■ What the task asks
Show, in full, each line of the data that contains "ffffff".

[Source data]
::::::::
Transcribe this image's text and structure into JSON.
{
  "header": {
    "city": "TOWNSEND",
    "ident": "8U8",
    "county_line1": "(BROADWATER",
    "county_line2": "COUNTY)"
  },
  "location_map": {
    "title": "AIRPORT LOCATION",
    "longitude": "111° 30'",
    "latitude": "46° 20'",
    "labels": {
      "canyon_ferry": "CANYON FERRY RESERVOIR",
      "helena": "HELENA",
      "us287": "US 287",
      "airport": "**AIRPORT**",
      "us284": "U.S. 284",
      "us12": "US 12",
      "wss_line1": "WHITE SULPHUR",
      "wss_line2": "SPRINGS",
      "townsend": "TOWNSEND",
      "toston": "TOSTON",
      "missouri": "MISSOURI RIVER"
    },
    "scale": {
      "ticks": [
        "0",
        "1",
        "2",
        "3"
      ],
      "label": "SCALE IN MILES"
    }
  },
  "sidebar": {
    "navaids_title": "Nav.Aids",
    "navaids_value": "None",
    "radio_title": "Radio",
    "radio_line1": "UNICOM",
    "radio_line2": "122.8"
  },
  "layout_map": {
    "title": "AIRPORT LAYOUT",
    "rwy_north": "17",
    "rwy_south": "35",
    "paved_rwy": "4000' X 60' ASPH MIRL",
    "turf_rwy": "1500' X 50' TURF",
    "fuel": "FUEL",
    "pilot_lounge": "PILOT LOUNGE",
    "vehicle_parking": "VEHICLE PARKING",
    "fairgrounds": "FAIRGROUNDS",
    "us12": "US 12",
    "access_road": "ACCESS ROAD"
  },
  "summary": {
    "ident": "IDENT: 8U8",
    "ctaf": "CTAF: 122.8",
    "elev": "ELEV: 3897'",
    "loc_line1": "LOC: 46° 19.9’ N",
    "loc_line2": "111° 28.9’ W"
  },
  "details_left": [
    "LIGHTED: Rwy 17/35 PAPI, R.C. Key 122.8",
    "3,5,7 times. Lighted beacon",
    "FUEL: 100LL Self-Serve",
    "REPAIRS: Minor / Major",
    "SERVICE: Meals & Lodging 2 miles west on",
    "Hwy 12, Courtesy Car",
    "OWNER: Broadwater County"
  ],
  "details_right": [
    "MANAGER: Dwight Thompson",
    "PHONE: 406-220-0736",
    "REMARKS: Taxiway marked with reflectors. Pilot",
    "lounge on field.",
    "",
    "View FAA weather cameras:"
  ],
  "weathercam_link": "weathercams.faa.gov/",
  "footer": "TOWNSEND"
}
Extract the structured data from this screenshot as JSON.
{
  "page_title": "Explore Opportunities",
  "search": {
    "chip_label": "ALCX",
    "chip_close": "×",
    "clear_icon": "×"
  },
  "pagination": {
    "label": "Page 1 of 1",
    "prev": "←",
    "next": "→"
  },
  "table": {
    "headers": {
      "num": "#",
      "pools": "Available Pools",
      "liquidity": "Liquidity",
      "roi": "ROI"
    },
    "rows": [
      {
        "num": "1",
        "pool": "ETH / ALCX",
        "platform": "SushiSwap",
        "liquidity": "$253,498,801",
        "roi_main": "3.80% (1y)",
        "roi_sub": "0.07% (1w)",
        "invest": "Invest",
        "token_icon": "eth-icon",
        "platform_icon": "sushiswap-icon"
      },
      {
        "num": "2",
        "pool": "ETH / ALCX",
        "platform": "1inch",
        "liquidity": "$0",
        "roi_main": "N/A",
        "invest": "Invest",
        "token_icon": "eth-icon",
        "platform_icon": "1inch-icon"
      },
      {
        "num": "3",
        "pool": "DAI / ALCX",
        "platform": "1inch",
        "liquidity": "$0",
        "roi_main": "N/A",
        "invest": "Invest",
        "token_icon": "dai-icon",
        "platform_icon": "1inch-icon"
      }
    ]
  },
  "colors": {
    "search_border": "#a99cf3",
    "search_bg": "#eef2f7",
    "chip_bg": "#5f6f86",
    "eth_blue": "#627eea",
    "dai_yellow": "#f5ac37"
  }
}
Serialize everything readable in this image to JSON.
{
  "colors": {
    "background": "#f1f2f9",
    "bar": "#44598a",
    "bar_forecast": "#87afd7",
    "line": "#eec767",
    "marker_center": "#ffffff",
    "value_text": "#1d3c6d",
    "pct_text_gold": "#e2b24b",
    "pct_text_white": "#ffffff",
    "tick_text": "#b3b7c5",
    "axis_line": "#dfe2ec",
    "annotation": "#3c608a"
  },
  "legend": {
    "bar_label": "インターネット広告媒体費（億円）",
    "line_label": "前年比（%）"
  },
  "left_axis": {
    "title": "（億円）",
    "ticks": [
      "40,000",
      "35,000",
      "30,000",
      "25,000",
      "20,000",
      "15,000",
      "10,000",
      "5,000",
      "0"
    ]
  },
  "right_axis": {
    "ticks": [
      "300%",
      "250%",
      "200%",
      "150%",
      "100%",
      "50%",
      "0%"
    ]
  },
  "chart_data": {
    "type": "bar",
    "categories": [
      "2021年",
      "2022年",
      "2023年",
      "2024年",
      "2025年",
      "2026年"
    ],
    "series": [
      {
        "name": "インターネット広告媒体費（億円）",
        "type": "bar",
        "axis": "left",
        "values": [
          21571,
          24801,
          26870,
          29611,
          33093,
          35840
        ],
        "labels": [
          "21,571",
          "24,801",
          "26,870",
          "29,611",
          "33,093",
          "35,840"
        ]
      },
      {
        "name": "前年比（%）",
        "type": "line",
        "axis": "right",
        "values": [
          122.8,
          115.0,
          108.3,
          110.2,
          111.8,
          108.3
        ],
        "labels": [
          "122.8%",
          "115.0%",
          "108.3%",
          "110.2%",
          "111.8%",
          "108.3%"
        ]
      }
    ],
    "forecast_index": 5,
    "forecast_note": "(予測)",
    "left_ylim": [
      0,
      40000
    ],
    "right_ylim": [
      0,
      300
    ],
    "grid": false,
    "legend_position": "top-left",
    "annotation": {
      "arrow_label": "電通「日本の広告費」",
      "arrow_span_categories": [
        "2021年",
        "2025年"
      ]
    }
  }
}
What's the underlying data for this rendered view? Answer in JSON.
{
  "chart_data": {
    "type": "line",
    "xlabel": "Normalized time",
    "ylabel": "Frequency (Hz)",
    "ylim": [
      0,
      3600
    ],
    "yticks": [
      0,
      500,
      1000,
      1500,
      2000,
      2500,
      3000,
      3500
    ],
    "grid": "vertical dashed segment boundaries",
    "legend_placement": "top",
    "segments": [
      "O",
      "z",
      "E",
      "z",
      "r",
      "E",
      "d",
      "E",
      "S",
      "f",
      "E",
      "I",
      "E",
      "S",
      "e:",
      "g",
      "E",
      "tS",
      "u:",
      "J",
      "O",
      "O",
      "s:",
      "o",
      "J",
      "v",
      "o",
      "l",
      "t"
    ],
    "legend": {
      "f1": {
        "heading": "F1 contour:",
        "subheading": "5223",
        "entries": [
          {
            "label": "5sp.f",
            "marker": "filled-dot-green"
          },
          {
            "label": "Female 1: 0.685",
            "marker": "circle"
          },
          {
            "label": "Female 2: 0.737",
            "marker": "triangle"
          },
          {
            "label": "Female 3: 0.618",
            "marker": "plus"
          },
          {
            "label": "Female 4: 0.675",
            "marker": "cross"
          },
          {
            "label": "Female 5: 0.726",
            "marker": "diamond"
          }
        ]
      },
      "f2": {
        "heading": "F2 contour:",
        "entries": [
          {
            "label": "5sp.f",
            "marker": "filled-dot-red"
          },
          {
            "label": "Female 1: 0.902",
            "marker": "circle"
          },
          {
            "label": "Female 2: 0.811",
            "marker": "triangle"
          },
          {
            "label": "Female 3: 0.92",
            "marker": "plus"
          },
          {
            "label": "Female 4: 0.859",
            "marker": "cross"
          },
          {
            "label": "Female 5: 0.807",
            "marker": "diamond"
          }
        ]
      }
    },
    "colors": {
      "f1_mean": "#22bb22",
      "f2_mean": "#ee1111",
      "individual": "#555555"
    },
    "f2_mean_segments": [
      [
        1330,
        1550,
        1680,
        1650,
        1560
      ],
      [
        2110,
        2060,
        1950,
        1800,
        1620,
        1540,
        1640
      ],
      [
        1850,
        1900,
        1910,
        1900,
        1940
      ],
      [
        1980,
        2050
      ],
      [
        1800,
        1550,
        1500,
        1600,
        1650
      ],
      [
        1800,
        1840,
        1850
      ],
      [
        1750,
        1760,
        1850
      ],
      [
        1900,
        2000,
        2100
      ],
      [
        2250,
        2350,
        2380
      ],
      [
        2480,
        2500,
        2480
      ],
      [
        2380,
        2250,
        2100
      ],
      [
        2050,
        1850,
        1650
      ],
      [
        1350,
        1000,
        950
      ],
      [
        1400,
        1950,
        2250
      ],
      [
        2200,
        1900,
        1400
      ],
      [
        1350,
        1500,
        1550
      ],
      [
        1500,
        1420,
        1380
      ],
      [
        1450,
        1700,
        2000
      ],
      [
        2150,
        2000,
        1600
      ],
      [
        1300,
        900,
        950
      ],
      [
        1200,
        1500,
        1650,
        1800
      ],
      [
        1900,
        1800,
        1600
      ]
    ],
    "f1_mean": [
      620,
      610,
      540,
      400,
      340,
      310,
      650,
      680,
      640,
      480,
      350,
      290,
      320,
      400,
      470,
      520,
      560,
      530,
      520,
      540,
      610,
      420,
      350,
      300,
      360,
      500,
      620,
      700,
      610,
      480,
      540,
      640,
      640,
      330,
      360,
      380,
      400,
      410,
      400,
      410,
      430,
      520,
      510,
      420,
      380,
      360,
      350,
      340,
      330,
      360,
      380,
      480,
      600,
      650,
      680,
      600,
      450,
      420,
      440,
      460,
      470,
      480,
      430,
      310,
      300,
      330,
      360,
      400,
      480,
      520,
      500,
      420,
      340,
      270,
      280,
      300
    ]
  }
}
::::::::
■ Result of this task
    "marker_center": "#ffffff",
    "pct_text_white": "#ffffff",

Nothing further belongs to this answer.